=== Input data ===

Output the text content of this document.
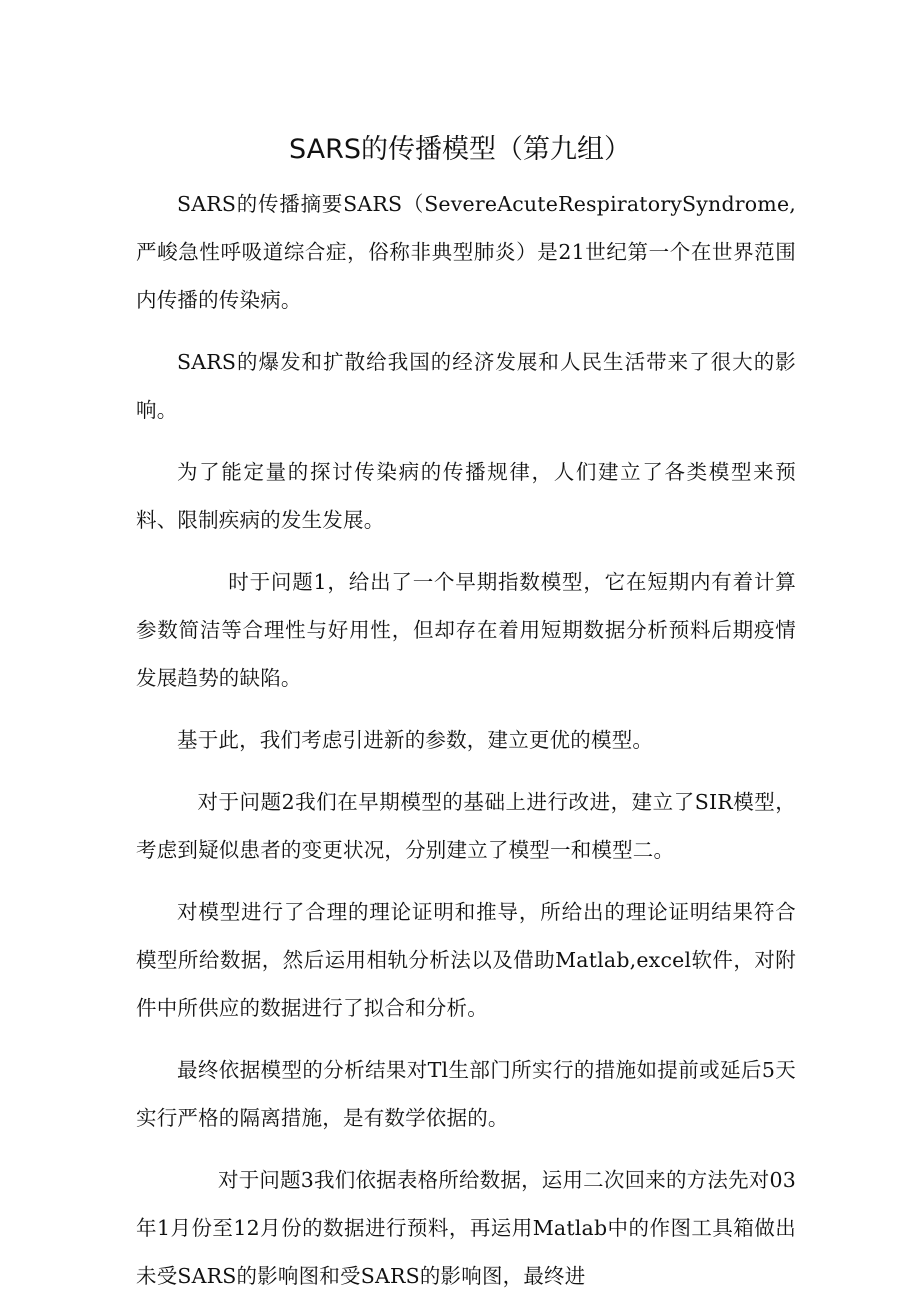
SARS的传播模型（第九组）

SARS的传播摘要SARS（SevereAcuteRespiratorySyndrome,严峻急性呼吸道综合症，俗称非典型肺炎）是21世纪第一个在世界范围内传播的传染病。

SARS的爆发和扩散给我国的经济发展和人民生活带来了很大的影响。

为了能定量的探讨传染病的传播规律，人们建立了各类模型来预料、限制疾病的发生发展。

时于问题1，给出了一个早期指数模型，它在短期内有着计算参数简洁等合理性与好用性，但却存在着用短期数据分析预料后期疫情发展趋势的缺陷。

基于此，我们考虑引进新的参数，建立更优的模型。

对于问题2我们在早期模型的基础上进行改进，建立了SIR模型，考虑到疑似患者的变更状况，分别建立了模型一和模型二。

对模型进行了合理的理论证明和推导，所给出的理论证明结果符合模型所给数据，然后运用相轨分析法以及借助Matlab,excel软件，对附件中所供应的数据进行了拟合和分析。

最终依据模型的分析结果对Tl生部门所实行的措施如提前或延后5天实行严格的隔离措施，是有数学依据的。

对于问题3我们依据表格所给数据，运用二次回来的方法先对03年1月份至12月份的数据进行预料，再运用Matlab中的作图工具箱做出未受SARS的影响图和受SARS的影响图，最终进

=== The request ===
Leave every image out, and retype the material exactly.

=== Worked answer ===
Output the text content of this document.
SARS的传播模型（第九组）

SARS的传播摘要SARS（SevereAcuteRespiratorySyndrome,严峻急性呼吸道综合症，俗称非典型肺炎）是21世纪第一个在世界范围内传播的传染病。

SARS的爆发和扩散给我国的经济发展和人民生活带来了很大的影响。

为了能定量的探讨传染病的传播规律，人们建立了各类模型来预料、限制疾病的发生发展。

时于问题1，给出了一个早期指数模型，它在短期内有着计算参数简洁等合理性与好用性，但却存在着用短期数据分析预料后期疫情发展趋势的缺陷。

基于此，我们考虑引进新的参数，建立更优的模型。

对于问题2我们在早期模型的基础上进行改进，建立了SIR模型，考虑到疑似患者的变更状况，分别建立了模型一和模型二。

对模型进行了合理的理论证明和推导，所给出的理论证明结果符合模型所给数据，然后运用相轨分析法以及借助Matlab,excel软件，对附件中所供应的数据进行了拟合和分析。

最终依据模型的分析结果对Tl生部门所实行的措施如提前或延后5天实行严格的隔离措施，是有数学依据的。

对于问题3我们依据表格所给数据，运用二次回来的方法先对03年1月份至12月份的数据进行预料，再运用Matlab中的作图工具箱做出未受SARS的影响图和受SARS的影响图，最终进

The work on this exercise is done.